■ **MATERIAL PROVIDED**:

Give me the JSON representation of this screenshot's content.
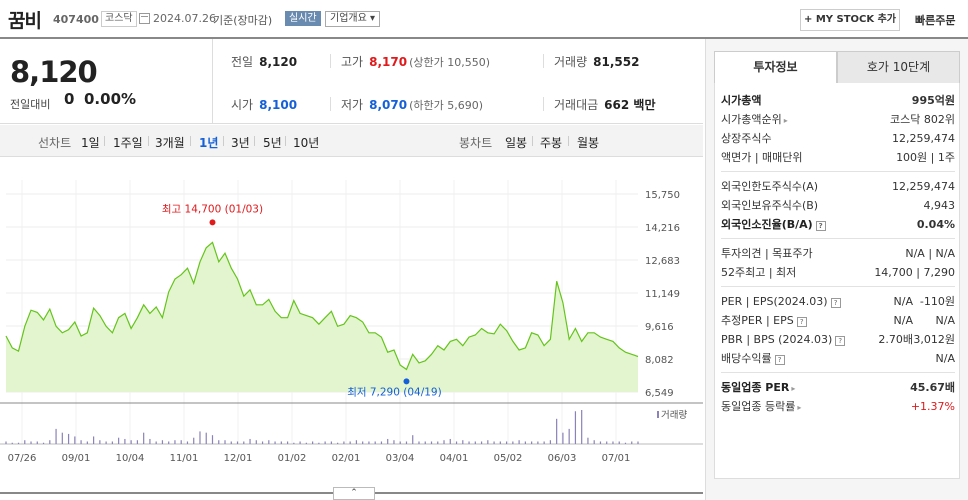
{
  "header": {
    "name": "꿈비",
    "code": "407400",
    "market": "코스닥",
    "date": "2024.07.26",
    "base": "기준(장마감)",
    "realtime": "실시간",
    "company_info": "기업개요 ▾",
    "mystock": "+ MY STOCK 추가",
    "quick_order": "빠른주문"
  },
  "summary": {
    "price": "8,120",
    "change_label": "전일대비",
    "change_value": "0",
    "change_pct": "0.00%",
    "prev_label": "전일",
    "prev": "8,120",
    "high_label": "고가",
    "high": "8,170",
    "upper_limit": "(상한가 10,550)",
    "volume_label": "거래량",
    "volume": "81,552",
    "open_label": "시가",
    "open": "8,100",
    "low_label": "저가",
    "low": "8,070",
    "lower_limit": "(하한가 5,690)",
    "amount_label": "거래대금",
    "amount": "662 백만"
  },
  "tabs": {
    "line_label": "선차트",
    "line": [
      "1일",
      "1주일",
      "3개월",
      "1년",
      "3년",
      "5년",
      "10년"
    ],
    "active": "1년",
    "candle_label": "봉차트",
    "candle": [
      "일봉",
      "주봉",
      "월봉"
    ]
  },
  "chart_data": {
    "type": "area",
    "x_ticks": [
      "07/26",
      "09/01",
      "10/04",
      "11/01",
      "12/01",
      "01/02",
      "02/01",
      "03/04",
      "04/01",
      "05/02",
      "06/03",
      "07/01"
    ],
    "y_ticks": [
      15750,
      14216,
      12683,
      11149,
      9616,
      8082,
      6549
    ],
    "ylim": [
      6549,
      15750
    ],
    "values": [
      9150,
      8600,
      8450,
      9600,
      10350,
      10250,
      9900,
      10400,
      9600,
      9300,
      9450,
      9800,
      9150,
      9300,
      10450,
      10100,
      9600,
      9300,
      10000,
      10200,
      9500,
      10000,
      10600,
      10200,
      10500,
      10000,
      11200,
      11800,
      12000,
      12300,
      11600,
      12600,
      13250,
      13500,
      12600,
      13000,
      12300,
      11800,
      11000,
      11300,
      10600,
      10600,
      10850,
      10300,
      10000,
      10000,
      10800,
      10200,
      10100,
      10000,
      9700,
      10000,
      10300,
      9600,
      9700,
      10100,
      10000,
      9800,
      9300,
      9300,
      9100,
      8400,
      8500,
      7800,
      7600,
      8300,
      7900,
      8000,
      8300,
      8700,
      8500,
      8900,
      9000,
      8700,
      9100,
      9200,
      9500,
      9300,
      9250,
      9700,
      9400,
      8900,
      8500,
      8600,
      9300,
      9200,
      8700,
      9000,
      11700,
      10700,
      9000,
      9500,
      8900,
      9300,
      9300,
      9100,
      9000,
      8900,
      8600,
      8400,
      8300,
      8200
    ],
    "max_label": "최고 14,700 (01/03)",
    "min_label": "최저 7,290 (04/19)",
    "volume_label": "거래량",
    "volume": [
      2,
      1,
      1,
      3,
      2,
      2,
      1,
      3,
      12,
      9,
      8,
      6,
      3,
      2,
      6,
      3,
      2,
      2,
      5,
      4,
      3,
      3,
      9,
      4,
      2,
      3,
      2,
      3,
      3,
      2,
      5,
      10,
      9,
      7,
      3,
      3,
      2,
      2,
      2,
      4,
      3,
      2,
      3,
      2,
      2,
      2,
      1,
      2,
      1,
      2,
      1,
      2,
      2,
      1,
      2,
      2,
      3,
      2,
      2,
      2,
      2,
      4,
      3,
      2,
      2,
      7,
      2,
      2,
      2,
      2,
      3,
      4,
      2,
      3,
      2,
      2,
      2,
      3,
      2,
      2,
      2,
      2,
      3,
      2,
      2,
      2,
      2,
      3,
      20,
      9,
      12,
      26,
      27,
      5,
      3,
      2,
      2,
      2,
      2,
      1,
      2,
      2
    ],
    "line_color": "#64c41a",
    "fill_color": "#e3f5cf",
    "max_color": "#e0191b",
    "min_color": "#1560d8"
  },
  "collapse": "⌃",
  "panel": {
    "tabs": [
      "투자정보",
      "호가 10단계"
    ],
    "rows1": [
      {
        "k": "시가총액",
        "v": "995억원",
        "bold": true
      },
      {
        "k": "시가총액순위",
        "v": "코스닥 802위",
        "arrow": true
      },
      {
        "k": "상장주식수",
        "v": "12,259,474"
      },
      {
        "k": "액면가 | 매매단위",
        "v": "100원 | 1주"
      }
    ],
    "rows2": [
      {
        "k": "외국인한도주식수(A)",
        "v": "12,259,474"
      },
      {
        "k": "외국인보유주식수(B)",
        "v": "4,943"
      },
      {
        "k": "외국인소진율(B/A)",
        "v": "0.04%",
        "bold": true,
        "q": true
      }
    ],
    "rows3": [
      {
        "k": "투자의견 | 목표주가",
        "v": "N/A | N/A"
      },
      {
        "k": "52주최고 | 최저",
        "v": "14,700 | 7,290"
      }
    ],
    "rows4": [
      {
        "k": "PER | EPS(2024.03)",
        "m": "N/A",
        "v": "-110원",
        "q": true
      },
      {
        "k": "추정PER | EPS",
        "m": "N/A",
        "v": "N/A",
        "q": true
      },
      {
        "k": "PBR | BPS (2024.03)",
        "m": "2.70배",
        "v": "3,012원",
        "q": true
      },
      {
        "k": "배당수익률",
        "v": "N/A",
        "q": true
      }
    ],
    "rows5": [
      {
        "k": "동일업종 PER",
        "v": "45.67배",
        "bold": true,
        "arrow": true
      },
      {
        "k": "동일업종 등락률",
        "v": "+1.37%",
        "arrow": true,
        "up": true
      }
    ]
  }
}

■ **WHAT TO DO**:
Give all the entries again exactly, dropping each picture.

■ **RESPONSE**:
Give me the JSON representation of this screenshot's content.
{
  "header": {
    "name": "꿈비",
    "code": "407400",
    "market": "코스닥",
    "date": "2024.07.26",
    "base": "기준(장마감)",
    "realtime": "실시간",
    "company_info": "기업개요 ▾",
    "mystock": "+ MY STOCK 추가",
    "quick_order": "빠른주문"
  },
  "summary": {
    "price": "8,120",
    "change_label": "전일대비",
    "change_value": "0",
    "change_pct": "0.00%",
    "prev_label": "전일",
    "prev": "8,120",
    "high_label": "고가",
    "high": "8,170",
    "upper_limit": "(상한가 10,550)",
    "volume_label": "거래량",
    "volume": "81,552",
    "open_label": "시가",
    "open": "8,100",
    "low_label": "저가",
    "low": "8,070",
    "lower_limit": "(하한가 5,690)",
    "amount_label": "거래대금",
    "amount": "662 백만"
  },
  "tabs": {
    "line_label": "선차트",
    "line": [
      "1일",
      "1주일",
      "3개월",
      "1년",
      "3년",
      "5년",
      "10년"
    ],
    "active": "1년",
    "candle_label": "봉차트",
    "candle": [
      "일봉",
      "주봉",
      "월봉"
    ]
  },
  "chart_data": {
    "type": "area",
    "x_ticks": [
      "07/26",
      "09/01",
      "10/04",
      "11/01",
      "12/01",
      "01/02",
      "02/01",
      "03/04",
      "04/01",
      "05/02",
      "06/03",
      "07/01"
    ],
    "y_ticks": [
      15750,
      14216,
      12683,
      11149,
      9616,
      8082,
      6549
    ],
    "ylim": [
      6549,
      15750
    ],
    "values": [
      9150,
      8600,
      8450,
      9600,
      10350,
      10250,
      9900,
      10400,
      9600,
      9300,
      9450,
      9800,
      9150,
      9300,
      10450,
      10100,
      9600,
      9300,
      10000,
      10200,
      9500,
      10000,
      10600,
      10200,
      10500,
      10000,
      11200,
      11800,
      12000,
      12300,
      11600,
      12600,
      13250,
      13500,
      12600,
      13000,
      12300,
      11800,
      11000,
      11300,
      10600,
      10600,
      10850,
      10300,
      10000,
      10000,
      10800,
      10200,
      10100,
      10000,
      9700,
      10000,
      10300,
      9600,
      9700,
      10100,
      10000,
      9800,
      9300,
      9300,
      9100,
      8400,
      8500,
      7800,
      7600,
      8300,
      7900,
      8000,
      8300,
      8700,
      8500,
      8900,
      9000,
      8700,
      9100,
      9200,
      9500,
      9300,
      9250,
      9700,
      9400,
      8900,
      8500,
      8600,
      9300,
      9200,
      8700,
      9000,
      11700,
      10700,
      9000,
      9500,
      8900,
      9300,
      9300,
      9100,
      9000,
      8900,
      8600,
      8400,
      8300,
      8200
    ],
    "max_label": "최고 14,700 (01/03)",
    "min_label": "최저 7,290 (04/19)",
    "volume_label": "거래량",
    "volume": [
      2,
      1,
      1,
      3,
      2,
      2,
      1,
      3,
      12,
      9,
      8,
      6,
      3,
      2,
      6,
      3,
      2,
      2,
      5,
      4,
      3,
      3,
      9,
      4,
      2,
      3,
      2,
      3,
      3,
      2,
      5,
      10,
      9,
      7,
      3,
      3,
      2,
      2,
      2,
      4,
      3,
      2,
      3,
      2,
      2,
      2,
      1,
      2,
      1,
      2,
      1,
      2,
      2,
      1,
      2,
      2,
      3,
      2,
      2,
      2,
      2,
      4,
      3,
      2,
      2,
      7,
      2,
      2,
      2,
      2,
      3,
      4,
      2,
      3,
      2,
      2,
      2,
      3,
      2,
      2,
      2,
      2,
      3,
      2,
      2,
      2,
      2,
      3,
      20,
      9,
      12,
      26,
      27,
      5,
      3,
      2,
      2,
      2,
      2,
      1,
      2,
      2
    ],
    "line_color": "#64c41a",
    "fill_color": "#e3f5cf",
    "max_color": "#e0191b",
    "min_color": "#1560d8"
  },
  "collapse": "⌃",
  "panel": {
    "tabs": [
      "투자정보",
      "호가 10단계"
    ],
    "rows1": [
      {
        "k": "시가총액",
        "v": "995억원",
        "bold": true
      },
      {
        "k": "시가총액순위",
        "v": "코스닥 802위",
        "arrow": true
      },
      {
        "k": "상장주식수",
        "v": "12,259,474"
      },
      {
        "k": "액면가 | 매매단위",
        "v": "100원 | 1주"
      }
    ],
    "rows2": [
      {
        "k": "외국인한도주식수(A)",
        "v": "12,259,474"
      },
      {
        "k": "외국인보유주식수(B)",
        "v": "4,943"
      },
      {
        "k": "외국인소진율(B/A)",
        "v": "0.04%",
        "bold": true,
        "q": true
      }
    ],
    "rows3": [
      {
        "k": "투자의견 | 목표주가",
        "v": "N/A | N/A"
      },
      {
        "k": "52주최고 | 최저",
        "v": "14,700 | 7,290"
      }
    ],
    "rows4": [
      {
        "k": "PER | EPS(2024.03)",
        "m": "N/A",
        "v": "-110원",
        "q": true
      },
      {
        "k": "추정PER | EPS",
        "m": "N/A",
        "v": "N/A",
        "q": true
      },
      {
        "k": "PBR | BPS (2024.03)",
        "m": "2.70배",
        "v": "3,012원",
        "q": true
      },
      {
        "k": "배당수익률",
        "v": "N/A",
        "q": true
      }
    ],
    "rows5": [
      {
        "k": "동일업종 PER",
        "v": "45.67배",
        "bold": true,
        "arrow": true
      },
      {
        "k": "동일업종 등락률",
        "v": "+1.37%",
        "arrow": true,
        "up": true
      }
    ]
  }
}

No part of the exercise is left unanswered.